**WRITTEN TASK:**
Pick out every line of the entries below where "hareket" occurs, and copy those lines.

**DATA LISTING:**
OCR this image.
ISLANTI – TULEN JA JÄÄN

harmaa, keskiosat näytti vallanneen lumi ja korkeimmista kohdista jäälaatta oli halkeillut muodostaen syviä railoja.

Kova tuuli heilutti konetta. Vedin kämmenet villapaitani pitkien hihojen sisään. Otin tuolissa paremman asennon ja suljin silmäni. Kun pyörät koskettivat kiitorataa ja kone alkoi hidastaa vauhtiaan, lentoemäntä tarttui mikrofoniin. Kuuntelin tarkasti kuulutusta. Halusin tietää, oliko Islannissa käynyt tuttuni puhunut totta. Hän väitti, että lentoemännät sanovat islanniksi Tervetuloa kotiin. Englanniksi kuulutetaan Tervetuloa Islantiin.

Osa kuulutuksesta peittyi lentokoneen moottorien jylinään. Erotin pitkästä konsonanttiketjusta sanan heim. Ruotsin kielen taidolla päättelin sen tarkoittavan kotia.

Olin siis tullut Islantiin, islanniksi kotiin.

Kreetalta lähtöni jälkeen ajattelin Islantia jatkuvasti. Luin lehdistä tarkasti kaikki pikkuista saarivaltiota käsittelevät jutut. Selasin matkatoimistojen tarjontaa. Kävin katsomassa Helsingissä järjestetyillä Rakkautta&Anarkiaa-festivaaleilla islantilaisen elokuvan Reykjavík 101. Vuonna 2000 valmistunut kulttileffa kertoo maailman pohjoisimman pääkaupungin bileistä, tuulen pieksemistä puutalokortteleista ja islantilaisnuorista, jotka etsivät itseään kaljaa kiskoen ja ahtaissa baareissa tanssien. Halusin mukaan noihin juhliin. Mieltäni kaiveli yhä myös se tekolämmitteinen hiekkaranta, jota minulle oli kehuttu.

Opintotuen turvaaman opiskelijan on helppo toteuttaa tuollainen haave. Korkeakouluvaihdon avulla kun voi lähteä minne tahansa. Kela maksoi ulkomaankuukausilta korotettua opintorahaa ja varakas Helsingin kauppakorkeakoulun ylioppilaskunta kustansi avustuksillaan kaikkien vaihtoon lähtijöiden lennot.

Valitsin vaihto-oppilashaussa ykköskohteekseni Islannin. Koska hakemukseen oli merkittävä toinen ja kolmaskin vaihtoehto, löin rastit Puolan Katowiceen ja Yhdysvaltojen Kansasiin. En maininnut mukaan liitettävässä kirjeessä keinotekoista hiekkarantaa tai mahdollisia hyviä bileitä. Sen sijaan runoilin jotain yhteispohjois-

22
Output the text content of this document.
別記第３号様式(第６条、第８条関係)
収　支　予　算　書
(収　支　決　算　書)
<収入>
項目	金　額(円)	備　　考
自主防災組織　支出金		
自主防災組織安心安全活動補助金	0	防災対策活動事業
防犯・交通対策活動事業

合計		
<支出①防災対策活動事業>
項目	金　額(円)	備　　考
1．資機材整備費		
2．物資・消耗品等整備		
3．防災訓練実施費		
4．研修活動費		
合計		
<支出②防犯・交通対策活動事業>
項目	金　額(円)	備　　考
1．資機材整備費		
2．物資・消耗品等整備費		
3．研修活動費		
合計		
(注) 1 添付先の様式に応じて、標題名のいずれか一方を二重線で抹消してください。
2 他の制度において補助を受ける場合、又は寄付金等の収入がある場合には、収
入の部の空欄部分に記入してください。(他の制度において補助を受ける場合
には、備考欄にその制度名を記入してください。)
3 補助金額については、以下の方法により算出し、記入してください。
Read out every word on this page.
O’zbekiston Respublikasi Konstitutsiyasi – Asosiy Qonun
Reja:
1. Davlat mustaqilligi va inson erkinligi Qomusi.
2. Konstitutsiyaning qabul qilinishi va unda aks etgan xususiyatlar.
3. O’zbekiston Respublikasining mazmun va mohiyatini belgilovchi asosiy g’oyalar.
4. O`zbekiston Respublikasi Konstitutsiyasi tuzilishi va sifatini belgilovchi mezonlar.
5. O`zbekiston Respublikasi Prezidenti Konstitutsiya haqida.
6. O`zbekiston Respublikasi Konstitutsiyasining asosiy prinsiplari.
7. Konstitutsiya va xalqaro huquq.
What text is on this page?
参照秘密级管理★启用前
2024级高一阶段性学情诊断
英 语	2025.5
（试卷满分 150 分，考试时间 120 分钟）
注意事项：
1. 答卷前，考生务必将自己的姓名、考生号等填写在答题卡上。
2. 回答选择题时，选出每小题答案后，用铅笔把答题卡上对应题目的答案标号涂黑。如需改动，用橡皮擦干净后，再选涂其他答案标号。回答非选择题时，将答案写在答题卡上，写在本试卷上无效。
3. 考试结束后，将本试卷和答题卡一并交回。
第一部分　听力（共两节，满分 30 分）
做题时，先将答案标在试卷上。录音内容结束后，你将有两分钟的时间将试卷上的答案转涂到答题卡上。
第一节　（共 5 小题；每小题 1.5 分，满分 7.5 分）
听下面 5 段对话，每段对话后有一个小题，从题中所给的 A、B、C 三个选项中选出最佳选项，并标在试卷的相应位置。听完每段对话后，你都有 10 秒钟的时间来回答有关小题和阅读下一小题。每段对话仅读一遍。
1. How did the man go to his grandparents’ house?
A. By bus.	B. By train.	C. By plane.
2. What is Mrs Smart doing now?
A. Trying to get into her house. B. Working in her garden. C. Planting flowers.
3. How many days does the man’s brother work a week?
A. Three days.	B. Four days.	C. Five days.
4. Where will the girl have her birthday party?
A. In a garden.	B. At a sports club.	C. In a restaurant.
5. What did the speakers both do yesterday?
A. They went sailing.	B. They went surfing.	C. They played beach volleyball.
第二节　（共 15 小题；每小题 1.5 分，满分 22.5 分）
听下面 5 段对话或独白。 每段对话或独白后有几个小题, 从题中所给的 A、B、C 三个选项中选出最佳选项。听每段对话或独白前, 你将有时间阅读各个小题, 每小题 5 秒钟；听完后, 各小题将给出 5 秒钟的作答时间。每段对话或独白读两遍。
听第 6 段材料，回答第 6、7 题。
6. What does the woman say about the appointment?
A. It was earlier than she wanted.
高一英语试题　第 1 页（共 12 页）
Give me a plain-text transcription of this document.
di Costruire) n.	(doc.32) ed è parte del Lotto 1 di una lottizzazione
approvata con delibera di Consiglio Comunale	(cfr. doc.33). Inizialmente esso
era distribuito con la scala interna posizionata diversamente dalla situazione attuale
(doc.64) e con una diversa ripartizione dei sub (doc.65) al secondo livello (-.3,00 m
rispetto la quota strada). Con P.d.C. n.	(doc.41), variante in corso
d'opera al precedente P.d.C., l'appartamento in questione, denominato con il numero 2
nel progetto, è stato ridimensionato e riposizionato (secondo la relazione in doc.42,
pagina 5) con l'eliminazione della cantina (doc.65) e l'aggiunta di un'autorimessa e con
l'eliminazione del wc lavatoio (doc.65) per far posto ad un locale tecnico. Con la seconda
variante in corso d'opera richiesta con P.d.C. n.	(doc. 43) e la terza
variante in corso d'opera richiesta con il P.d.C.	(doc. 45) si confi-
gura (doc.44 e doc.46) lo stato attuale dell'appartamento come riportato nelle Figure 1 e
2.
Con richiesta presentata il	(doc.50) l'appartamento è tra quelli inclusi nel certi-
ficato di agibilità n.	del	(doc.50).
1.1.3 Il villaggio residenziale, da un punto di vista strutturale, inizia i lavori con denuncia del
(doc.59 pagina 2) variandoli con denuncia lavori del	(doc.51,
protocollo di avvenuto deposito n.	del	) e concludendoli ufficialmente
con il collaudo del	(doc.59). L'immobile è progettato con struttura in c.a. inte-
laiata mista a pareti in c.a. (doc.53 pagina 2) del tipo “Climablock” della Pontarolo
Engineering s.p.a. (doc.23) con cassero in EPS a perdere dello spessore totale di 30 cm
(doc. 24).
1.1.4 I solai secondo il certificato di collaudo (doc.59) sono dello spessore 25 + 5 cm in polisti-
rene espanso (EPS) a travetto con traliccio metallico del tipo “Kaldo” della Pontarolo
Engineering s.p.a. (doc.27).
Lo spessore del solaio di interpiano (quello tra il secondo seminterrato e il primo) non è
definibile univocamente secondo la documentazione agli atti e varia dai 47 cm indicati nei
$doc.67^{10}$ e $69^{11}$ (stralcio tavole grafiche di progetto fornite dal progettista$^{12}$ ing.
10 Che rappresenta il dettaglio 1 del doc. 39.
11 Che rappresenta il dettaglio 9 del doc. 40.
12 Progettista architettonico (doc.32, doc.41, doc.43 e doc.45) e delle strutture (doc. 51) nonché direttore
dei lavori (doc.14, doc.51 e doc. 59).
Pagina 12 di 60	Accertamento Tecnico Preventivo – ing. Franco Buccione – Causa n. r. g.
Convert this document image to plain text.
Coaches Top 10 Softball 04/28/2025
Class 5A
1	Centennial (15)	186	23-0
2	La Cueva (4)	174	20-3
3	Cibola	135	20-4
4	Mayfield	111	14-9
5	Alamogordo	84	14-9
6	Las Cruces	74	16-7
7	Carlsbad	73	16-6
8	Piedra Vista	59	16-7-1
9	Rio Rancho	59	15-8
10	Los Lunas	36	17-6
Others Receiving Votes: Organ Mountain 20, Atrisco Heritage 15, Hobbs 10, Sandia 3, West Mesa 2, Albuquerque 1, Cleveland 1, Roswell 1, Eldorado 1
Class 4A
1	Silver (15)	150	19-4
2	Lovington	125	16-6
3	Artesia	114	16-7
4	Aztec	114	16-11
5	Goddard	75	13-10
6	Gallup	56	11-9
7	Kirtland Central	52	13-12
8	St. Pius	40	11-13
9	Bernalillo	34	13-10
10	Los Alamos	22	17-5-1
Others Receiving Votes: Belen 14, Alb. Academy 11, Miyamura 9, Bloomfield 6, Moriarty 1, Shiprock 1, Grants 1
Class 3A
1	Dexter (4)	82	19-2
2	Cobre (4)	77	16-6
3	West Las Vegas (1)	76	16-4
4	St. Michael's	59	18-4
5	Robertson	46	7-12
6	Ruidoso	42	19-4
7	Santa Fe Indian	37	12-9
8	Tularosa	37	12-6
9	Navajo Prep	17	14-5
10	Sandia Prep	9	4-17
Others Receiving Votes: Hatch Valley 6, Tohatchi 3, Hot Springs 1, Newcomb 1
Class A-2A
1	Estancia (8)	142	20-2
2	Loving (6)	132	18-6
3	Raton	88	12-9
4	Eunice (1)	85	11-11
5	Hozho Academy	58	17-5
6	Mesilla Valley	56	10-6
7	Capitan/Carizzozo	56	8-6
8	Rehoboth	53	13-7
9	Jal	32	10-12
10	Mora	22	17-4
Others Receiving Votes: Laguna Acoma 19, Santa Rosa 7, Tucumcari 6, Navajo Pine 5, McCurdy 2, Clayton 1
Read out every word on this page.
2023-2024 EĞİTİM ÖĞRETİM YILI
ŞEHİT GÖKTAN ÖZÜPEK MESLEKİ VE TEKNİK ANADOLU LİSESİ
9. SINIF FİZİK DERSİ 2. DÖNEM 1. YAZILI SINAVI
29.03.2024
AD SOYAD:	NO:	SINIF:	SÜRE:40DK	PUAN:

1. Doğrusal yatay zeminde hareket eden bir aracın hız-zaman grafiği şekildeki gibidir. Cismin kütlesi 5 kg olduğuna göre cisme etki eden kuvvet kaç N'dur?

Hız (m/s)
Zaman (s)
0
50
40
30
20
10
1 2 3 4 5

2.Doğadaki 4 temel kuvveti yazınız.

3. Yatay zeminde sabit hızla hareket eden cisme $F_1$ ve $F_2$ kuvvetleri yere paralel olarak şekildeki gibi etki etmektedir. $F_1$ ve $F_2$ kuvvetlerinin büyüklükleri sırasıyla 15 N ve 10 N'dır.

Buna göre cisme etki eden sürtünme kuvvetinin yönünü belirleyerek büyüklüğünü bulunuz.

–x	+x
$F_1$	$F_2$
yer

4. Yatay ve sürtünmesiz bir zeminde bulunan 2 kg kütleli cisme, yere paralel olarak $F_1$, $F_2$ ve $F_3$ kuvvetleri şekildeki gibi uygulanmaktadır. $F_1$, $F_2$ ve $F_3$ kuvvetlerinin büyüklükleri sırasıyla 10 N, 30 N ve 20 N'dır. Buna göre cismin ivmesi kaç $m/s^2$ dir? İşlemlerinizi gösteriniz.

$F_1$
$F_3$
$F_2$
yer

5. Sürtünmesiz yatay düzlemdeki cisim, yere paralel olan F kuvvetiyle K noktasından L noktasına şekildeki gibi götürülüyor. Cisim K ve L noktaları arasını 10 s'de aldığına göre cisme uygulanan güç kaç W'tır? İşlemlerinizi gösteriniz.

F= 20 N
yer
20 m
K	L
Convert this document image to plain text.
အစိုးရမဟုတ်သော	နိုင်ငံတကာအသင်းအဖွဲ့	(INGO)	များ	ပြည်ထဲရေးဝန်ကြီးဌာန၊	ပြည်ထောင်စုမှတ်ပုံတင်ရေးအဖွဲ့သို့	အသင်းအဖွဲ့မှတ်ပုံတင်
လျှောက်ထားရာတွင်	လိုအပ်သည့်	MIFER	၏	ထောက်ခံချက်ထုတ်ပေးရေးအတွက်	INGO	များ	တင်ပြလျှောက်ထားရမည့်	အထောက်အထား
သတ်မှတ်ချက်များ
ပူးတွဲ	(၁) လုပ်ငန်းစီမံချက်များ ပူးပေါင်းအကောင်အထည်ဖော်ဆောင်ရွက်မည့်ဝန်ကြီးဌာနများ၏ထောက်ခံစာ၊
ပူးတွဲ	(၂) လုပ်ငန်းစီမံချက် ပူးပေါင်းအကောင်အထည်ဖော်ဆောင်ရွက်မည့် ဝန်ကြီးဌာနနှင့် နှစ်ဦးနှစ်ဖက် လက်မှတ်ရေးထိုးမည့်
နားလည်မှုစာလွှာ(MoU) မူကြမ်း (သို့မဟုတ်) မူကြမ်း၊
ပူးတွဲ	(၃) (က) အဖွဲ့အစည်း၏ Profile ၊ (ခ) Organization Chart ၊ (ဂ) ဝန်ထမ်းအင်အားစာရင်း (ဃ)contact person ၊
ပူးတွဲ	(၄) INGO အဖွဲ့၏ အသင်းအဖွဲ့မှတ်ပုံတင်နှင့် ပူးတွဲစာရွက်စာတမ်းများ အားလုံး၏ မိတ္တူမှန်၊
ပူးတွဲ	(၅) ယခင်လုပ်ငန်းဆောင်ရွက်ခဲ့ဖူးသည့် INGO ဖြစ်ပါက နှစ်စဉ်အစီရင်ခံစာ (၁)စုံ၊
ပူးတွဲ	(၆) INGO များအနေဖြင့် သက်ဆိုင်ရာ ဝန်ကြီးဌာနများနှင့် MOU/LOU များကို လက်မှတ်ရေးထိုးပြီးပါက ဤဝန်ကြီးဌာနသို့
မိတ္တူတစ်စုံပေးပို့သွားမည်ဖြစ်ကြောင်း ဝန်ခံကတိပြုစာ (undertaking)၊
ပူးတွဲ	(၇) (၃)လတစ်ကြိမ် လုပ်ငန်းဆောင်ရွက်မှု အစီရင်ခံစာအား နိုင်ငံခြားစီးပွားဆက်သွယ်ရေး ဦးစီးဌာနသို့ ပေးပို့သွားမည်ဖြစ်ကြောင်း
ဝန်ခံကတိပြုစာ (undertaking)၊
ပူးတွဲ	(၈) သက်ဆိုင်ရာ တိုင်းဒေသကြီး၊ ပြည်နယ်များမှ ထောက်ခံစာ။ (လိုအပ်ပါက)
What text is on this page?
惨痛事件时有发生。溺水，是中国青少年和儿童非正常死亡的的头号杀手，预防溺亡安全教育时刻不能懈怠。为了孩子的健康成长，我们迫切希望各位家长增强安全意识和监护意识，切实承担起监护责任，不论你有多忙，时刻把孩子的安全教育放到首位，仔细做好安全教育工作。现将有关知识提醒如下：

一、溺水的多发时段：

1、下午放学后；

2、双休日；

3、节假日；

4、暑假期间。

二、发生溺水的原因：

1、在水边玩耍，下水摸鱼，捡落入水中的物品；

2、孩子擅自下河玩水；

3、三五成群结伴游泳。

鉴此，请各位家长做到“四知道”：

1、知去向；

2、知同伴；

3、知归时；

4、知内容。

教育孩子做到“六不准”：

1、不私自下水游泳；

**SOLVED EXERCISE:**
1. Doğrusal yatay zeminde hareket eden bir aracın hız-zaman grafiği şekildeki gibidir. Cismin kütlesi 5 kg olduğuna göre cisme etki eden kuvvet kaç N'dur?
3. Yatay zeminde sabit hızla hareket eden cisme $F_1$ ve $F_2$ kuvvetleri yere paralel olarak şekildeki gibi etki etmektedir. $F_1$ ve $F_2$ kuvvetlerinin büyüklükleri sırasıyla 15 N ve 10 N'dır.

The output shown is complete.